■ **Task goal**
Find the lines that include the string "probability" and report how many there are. Give no other text.

=== Material shown ===

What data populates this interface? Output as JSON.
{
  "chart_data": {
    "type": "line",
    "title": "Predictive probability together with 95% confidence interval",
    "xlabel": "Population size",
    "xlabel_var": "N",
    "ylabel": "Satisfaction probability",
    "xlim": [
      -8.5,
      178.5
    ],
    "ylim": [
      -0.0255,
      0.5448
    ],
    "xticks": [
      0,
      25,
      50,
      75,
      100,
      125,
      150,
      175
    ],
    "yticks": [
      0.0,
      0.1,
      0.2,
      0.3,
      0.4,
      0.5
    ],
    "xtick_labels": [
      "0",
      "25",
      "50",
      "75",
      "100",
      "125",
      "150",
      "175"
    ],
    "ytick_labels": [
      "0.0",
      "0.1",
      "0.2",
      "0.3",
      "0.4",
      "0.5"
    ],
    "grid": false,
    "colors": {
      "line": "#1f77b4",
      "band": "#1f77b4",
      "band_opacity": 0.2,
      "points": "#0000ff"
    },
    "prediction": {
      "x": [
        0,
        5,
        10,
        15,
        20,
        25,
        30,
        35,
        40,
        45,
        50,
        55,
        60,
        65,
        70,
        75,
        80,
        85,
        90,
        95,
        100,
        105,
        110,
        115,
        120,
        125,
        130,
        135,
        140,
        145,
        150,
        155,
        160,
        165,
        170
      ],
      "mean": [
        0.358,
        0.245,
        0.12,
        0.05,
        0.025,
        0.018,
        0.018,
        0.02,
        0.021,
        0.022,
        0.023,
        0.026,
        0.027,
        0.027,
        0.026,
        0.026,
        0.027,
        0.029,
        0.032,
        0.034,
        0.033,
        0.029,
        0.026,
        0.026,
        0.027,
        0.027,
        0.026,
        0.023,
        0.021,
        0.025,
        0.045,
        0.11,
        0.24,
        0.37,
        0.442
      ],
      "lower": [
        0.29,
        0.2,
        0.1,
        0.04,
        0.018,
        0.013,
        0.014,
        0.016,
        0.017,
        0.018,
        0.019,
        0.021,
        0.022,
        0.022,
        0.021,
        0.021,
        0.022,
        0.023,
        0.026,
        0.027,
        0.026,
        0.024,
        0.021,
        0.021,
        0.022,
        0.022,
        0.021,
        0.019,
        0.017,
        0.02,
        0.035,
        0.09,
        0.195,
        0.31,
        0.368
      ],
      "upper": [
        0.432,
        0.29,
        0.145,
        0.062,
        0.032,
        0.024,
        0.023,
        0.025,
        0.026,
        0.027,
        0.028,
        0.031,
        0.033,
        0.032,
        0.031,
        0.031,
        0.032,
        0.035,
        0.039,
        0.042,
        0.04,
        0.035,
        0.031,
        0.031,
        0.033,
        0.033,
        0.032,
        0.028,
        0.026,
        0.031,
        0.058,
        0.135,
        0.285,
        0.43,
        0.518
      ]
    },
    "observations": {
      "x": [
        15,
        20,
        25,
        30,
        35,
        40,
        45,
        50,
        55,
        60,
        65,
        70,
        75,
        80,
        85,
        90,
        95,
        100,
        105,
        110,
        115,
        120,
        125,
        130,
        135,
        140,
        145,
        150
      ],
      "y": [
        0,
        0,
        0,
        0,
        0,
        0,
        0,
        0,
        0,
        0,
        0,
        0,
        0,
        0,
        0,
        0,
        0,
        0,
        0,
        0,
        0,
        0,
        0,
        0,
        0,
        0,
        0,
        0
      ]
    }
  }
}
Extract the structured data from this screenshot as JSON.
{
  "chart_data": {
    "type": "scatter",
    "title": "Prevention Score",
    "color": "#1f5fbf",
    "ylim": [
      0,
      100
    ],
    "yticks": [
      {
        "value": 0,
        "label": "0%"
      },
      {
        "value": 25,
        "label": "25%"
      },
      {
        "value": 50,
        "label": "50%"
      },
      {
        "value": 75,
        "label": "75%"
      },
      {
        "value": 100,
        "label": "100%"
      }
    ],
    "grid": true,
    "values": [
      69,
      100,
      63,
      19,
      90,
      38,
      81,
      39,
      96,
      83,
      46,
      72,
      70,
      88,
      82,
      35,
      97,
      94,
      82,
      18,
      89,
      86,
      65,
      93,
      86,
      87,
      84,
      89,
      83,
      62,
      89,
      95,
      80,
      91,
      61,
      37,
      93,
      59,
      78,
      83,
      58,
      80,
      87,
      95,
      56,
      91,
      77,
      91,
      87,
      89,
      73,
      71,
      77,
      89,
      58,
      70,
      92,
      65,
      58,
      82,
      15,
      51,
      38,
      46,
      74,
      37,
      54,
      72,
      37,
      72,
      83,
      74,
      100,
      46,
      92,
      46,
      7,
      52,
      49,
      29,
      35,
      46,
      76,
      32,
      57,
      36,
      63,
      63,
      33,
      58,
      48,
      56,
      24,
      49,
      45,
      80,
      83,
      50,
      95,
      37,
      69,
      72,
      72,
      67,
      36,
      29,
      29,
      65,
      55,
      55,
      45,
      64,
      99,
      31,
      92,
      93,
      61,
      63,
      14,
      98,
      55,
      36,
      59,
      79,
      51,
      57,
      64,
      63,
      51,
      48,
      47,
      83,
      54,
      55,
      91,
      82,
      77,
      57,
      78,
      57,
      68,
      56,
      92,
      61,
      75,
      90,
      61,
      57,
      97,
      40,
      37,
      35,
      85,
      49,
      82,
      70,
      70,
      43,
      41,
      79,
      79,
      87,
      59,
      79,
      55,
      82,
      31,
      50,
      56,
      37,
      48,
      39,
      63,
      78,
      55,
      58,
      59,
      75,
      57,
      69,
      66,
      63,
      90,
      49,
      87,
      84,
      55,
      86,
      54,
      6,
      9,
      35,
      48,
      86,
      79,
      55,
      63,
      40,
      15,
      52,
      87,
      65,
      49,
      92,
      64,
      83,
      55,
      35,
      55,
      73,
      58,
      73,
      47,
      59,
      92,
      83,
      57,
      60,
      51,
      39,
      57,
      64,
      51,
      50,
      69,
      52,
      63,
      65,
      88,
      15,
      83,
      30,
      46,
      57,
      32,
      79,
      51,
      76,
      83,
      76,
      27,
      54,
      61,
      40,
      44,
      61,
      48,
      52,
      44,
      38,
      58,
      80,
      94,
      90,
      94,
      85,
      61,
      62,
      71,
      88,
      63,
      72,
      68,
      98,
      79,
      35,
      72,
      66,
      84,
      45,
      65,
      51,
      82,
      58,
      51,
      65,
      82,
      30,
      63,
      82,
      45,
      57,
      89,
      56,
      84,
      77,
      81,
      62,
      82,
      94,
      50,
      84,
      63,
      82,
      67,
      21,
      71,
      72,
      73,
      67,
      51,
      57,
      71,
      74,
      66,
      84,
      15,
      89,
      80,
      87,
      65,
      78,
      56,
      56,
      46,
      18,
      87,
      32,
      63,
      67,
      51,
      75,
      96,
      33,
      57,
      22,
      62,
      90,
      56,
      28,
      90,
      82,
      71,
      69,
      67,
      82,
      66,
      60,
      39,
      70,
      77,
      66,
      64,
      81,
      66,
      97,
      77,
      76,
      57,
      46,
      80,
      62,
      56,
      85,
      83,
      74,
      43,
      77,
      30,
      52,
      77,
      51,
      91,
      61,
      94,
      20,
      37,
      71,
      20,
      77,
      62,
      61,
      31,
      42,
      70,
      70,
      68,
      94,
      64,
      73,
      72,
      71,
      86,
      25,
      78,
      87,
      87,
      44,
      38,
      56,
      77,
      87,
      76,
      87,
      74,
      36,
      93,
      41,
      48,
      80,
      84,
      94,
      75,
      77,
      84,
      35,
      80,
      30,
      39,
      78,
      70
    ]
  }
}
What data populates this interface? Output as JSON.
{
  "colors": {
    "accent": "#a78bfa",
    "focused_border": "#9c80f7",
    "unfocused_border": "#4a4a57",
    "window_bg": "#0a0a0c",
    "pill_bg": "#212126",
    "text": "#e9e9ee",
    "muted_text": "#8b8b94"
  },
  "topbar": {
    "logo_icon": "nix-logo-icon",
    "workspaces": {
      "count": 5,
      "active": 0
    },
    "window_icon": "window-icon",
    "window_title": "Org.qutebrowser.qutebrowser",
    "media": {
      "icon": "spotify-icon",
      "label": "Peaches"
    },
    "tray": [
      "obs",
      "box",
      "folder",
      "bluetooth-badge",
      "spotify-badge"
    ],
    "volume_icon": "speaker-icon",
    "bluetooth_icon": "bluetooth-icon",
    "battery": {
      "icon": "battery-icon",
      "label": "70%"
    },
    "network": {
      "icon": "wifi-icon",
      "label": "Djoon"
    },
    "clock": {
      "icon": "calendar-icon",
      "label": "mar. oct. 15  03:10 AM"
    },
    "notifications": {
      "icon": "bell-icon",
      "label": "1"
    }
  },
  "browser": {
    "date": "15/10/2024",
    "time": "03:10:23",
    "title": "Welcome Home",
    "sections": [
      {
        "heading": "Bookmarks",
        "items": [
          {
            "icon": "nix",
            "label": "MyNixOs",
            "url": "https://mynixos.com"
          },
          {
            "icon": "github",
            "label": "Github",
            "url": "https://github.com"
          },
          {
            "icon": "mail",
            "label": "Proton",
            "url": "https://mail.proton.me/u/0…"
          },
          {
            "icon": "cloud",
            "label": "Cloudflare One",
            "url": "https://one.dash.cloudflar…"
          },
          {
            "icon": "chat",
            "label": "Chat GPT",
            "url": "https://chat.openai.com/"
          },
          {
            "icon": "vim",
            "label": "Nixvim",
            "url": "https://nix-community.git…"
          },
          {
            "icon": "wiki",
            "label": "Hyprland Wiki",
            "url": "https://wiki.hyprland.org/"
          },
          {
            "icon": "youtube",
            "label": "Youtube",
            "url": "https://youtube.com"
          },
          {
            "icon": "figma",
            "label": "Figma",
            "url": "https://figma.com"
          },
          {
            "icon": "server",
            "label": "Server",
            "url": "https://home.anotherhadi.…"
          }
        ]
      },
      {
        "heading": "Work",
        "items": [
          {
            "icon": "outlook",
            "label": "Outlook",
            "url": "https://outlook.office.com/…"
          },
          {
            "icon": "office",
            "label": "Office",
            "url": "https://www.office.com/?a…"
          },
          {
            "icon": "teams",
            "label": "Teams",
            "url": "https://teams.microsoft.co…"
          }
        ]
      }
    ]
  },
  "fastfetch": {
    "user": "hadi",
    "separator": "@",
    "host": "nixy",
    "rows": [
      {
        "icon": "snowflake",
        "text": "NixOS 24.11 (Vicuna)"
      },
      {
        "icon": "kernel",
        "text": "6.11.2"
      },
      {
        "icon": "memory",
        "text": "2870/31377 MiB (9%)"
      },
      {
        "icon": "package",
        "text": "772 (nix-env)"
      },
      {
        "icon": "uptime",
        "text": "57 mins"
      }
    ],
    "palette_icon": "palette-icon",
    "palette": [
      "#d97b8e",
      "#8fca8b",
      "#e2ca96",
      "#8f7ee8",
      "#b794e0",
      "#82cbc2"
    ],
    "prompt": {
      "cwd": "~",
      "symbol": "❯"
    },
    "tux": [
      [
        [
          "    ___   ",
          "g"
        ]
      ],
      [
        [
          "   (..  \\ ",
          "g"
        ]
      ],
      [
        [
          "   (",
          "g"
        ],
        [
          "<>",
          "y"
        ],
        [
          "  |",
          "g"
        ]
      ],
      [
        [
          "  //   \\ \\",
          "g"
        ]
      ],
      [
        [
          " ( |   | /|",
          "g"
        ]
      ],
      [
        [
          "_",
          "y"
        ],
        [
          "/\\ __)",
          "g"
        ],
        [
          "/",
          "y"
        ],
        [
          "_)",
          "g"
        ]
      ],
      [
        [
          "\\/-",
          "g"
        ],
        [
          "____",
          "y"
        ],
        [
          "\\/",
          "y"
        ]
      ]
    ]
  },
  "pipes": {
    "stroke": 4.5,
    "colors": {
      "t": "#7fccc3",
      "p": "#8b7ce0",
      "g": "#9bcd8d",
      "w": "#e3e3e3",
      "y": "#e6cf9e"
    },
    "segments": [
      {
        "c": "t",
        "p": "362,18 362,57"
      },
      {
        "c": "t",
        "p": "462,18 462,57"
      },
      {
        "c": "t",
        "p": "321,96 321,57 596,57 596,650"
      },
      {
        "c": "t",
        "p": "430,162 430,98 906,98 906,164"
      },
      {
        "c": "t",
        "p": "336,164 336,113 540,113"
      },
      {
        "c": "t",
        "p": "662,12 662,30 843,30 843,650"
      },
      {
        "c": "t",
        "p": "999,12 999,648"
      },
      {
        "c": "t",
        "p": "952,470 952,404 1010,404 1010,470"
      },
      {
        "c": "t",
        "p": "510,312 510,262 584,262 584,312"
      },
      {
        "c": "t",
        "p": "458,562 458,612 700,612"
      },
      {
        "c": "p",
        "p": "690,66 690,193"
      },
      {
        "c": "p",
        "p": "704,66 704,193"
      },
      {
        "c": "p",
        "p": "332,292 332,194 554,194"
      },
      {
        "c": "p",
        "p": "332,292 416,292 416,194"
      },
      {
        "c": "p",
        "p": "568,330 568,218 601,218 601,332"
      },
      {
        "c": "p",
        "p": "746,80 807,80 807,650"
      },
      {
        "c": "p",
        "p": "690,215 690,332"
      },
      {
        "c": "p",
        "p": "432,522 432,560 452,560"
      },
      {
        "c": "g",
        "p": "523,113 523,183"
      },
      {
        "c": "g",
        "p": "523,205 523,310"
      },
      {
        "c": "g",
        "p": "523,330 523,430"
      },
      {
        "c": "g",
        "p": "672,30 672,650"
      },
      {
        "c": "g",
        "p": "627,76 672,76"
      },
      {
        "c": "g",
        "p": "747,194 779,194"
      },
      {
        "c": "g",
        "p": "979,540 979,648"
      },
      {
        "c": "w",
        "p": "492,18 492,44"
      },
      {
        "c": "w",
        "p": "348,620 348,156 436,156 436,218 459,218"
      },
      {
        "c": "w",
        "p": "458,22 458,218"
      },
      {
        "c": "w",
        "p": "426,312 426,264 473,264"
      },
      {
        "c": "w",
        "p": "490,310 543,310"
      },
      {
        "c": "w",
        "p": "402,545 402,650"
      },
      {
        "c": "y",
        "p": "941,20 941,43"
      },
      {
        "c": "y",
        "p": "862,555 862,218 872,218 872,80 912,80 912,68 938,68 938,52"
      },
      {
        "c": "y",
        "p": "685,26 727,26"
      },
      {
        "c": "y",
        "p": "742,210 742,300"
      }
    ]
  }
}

===

■ **Exercise response**
2